Stored dataset items –
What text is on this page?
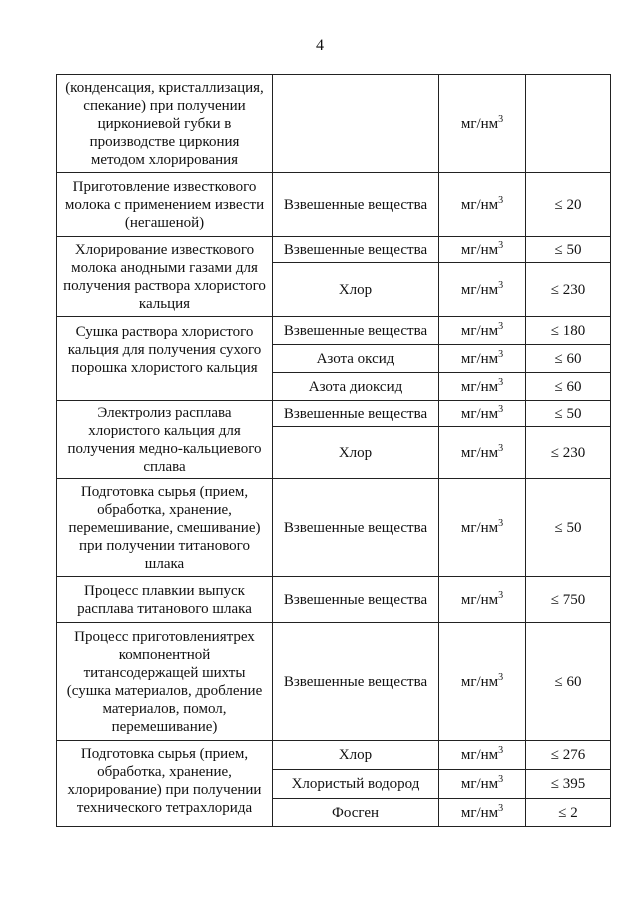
4
(конденсация, кристаллизация, спекание) при получении циркониевой губки в производстве циркония методом хлорирования		$мг/нм^3$	
Приготовление известкового молока с применением извести (негашеной)	Взвешенные вещества	$мг/нм^3$	≤ 20
Хлорирование известкового молока анодными газами для получения раствора хлористого кальция	Взвешенные вещества	$мг/нм^3$	≤ 50
	Хлор	$мг/нм^3$	≤ 230
Сушка раствора хлористого кальция для получения сухого порошка хлористого кальция	Взвешенные вещества	$мг/нм^3$	≤ 180
	Азота оксид	$мг/нм^3$	≤ 60
	Азота диоксид	$мг/нм^3$	≤ 60
Электролиз расплава хлористого кальция для получения медно-кальциевого сплава	Взвешенные вещества	$мг/нм^3$	≤ 50
	Хлор	$мг/нм^3$	≤ 230
Подготовка сырья (прием, обработка, хранение, перемешивание, смешивание) при получении титанового шлака	Взвешенные вещества	$мг/нм^3$	≤ 50
Процесс плавкии выпуск расплава титанового шлака	Взвешенные вещества	$мг/нм^3$	≤ 750
Процесс приготовлениятрех компонентной титансодержащей шихты (сушка материалов, дробление материалов, помол, перемешивание)	Взвешенные вещества	$мг/нм^3$	≤ 60
Подготовка сырья (прием, обработка, хранение, хлорирование) при получении технического тетрахлорида	Хлор	$мг/нм^3$	≤ 276
	Хлористый водород	$мг/нм^3$	≤ 395
	Фосген	$мг/нм^3$	≤ 2
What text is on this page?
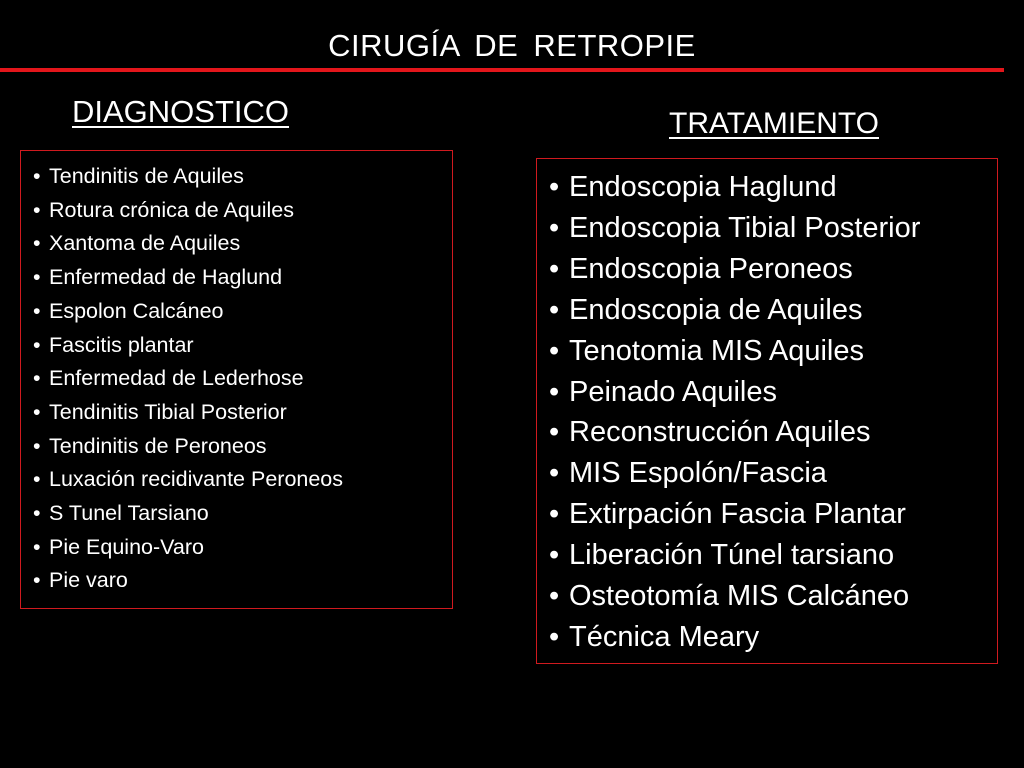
CIRUGÍA DE RETROPIE
DIAGNOSTICO	TRATAMIENTO
• Tendinitis de Aquiles
• Rotura crónica de Aquiles
• Xantoma de Aquiles
• Enfermedad de Haglund
• Espolon Calcáneo
• Fascitis plantar
• Enfermedad de Lederhose
• Tendinitis Tibial Posterior
• Tendinitis de Peroneos
• Luxación recidivante Peroneos
• S Tunel Tarsiano
• Pie Equino-Varo
• Pie varo
• Endoscopia Haglund
• Endoscopia Tibial Posterior
• Endoscopia Peroneos
• Endoscopia de Aquiles
• Tenotomia MIS Aquiles
• Peinado Aquiles
• Reconstrucción Aquiles
• MIS Espolón/Fascia
• Extirpación Fascia Plantar
• Liberación Túnel tarsiano
• Osteotomía MIS Calcáneo
• Técnica Meary
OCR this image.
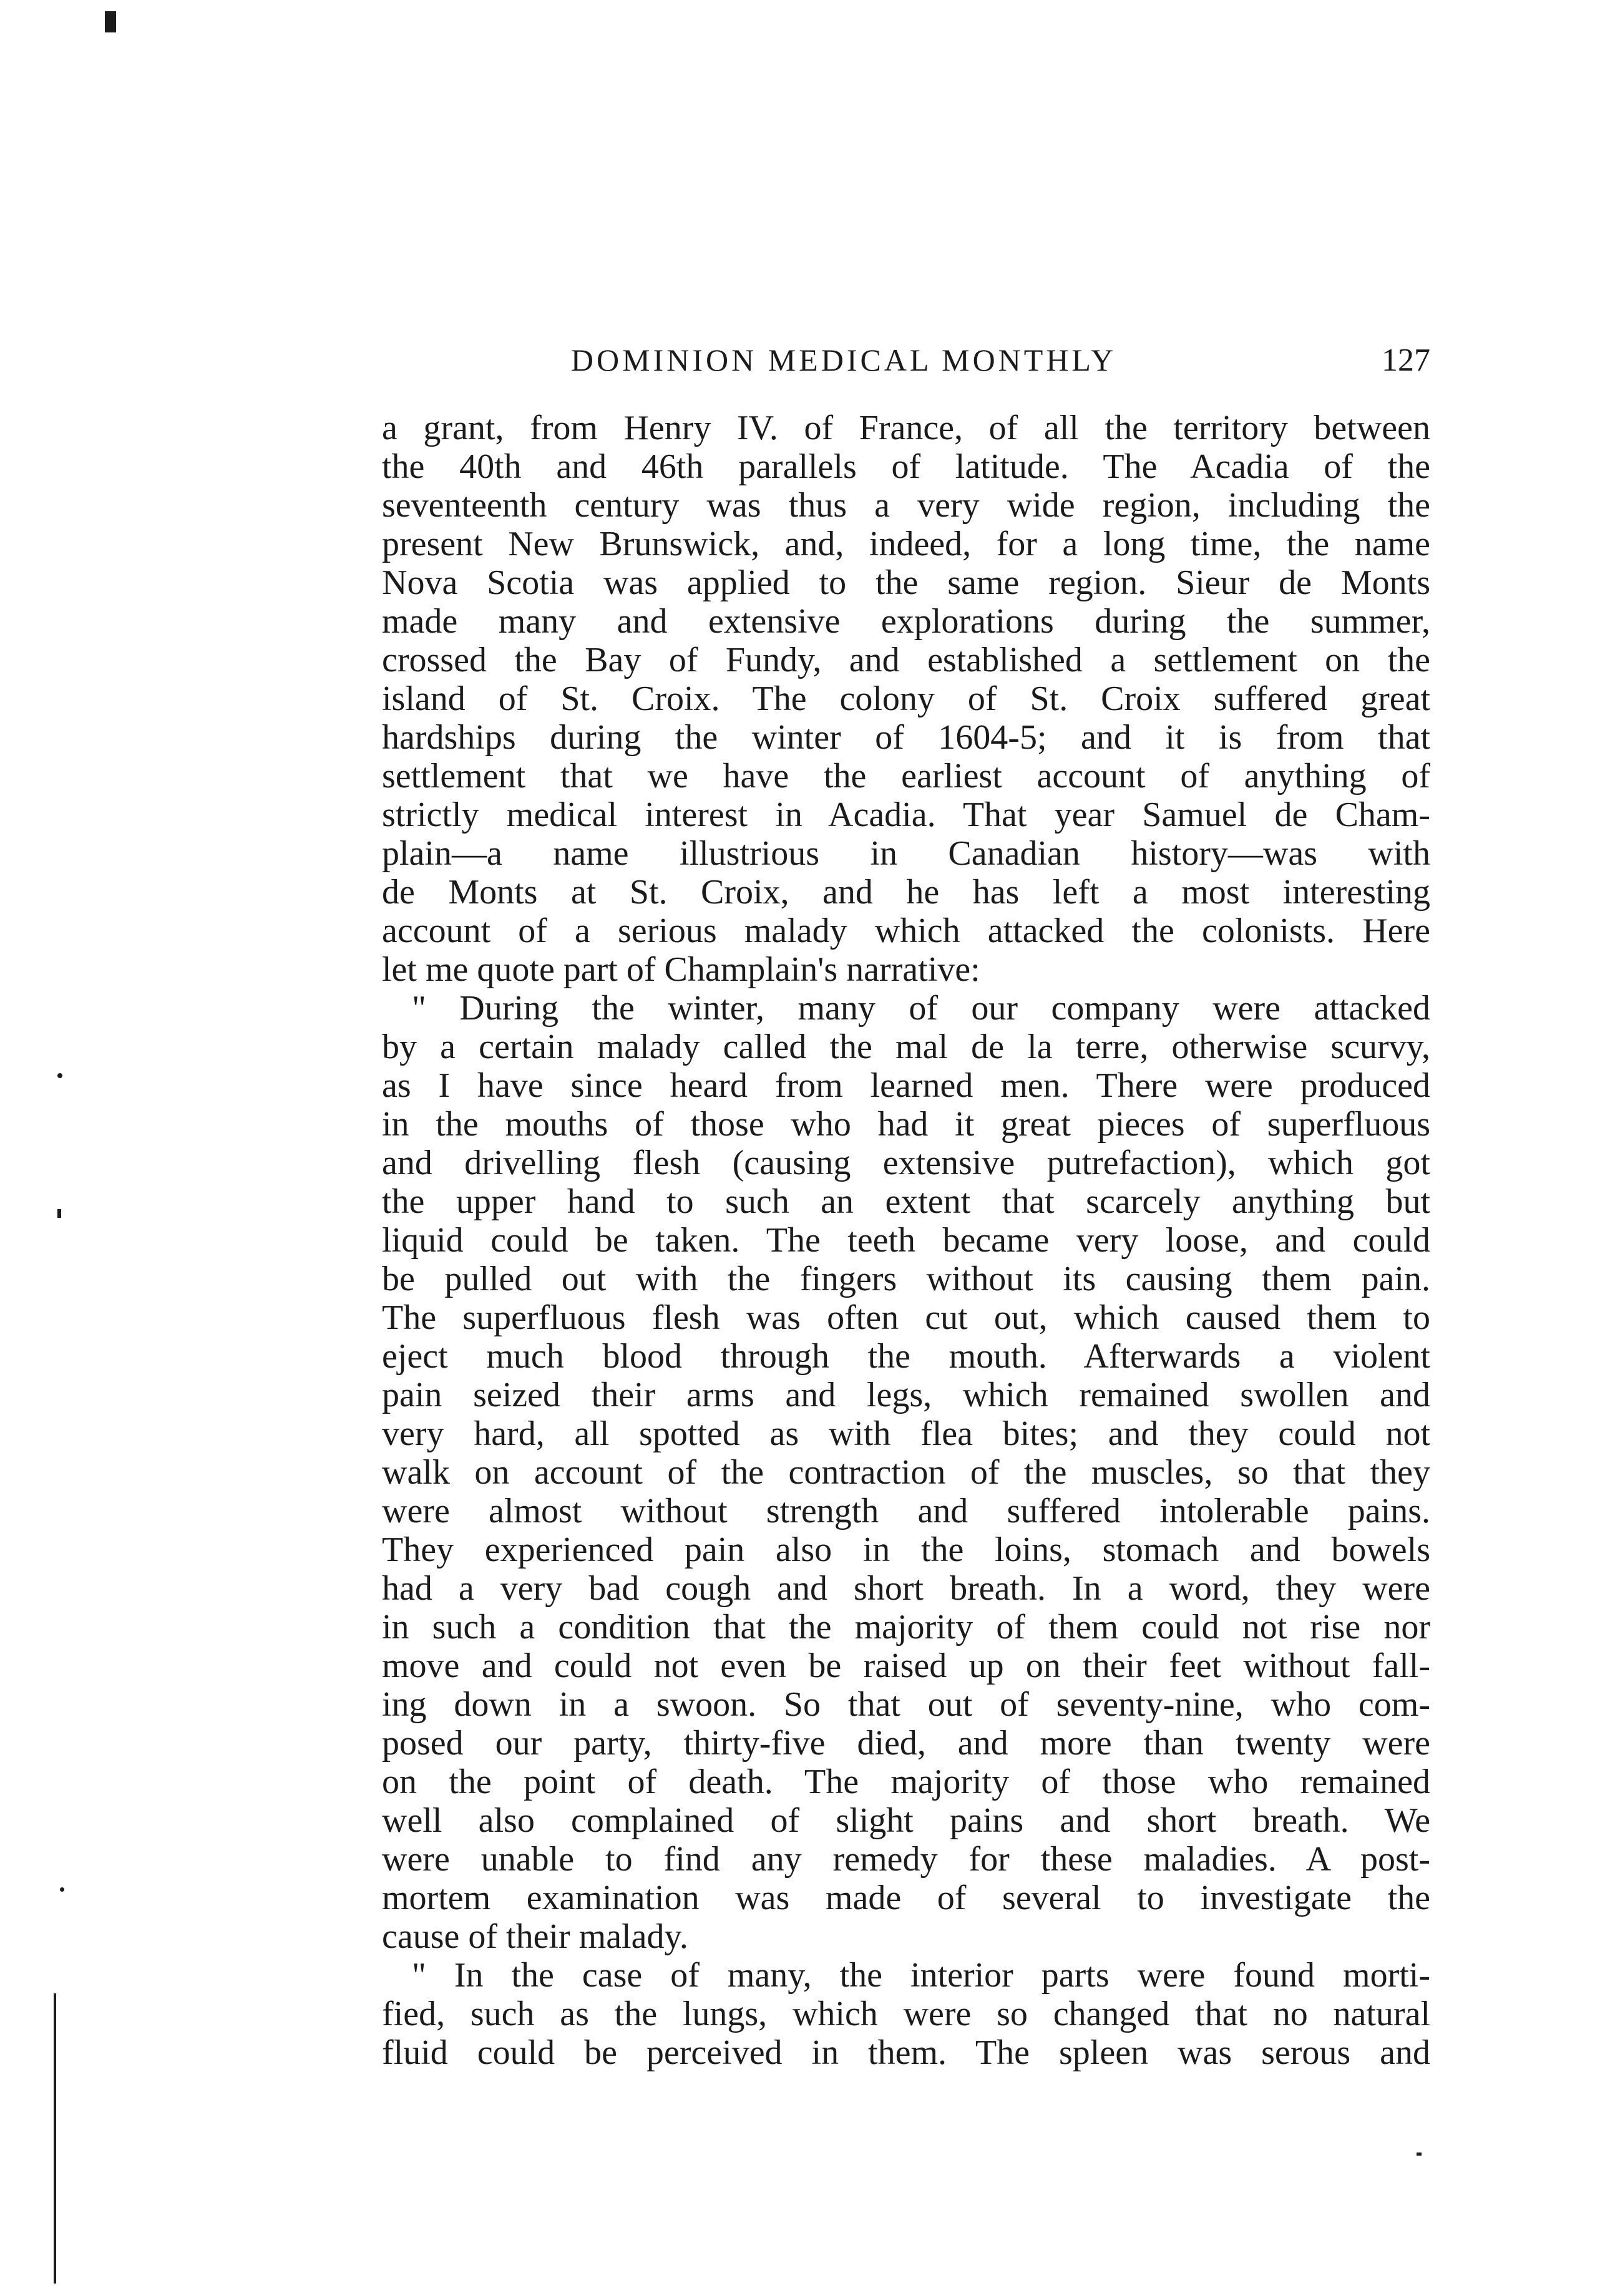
DOMINION MEDICAL MONTHLY	127
a grant, from Henry IV. of France, of all the territory between
the 40th and 46th parallels of latitude. The Acadia of the
seventeenth century was thus a very wide region, including the
present New Brunswick, and, indeed, for a long time, the name
Nova Scotia was applied to the same region. Sieur de Monts
made many and extensive explorations during the summer,
crossed the Bay of Fundy, and established a settlement on the
island of St. Croix. The colony of St. Croix suffered great
hardships during the winter of 1604-5; and it is from that
settlement that we have the earliest account of anything of
strictly medical interest in Acadia. That year Samuel de Cham-
plain—a name illustrious in Canadian history—was with
de Monts at St. Croix, and he has left a most interesting
account of a serious malady which attacked the colonists. Here
let me quote part of Champlain's narrative:
" During the winter, many of our company were attacked
by a certain malady called the mal de la terre, otherwise scurvy,
as I have since heard from learned men. There were produced
in the mouths of those who had it great pieces of superfluous
and drivelling flesh (causing extensive putrefaction), which got
the upper hand to such an extent that scarcely anything but
liquid could be taken. The teeth became very loose, and could
be pulled out with the fingers without its causing them pain.
The superfluous flesh was often cut out, which caused them to
eject much blood through the mouth. Afterwards a violent
pain seized their arms and legs, which remained swollen and
very hard, all spotted as with flea bites; and they could not
walk on account of the contraction of the muscles, so that they
were almost without strength and suffered intolerable pains.
They experienced pain also in the loins, stomach and bowels
had a very bad cough and short breath. In a word, they were
in such a condition that the majority of them could not rise nor
move and could not even be raised up on their feet without fall-
ing down in a swoon. So that out of seventy-nine, who com-
posed our party, thirty-five died, and more than twenty were
on the point of death. The majority of those who remained
well also complained of slight pains and short breath. We
were unable to find any remedy for these maladies. A post-
mortem examination was made of several to investigate the
cause of their malady.
" In the case of many, the interior parts were found morti-
fied, such as the lungs, which were so changed that no natural
fluid could be perceived in them. The spleen was serous and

EXERCISE OBJECTIVE – Search the entries for "have" and copy out each line that has it.

ANSWER TO THIS PROBLEM –
settlement that we have the earliest account of anything of
as I have since heard from learned men. There were produced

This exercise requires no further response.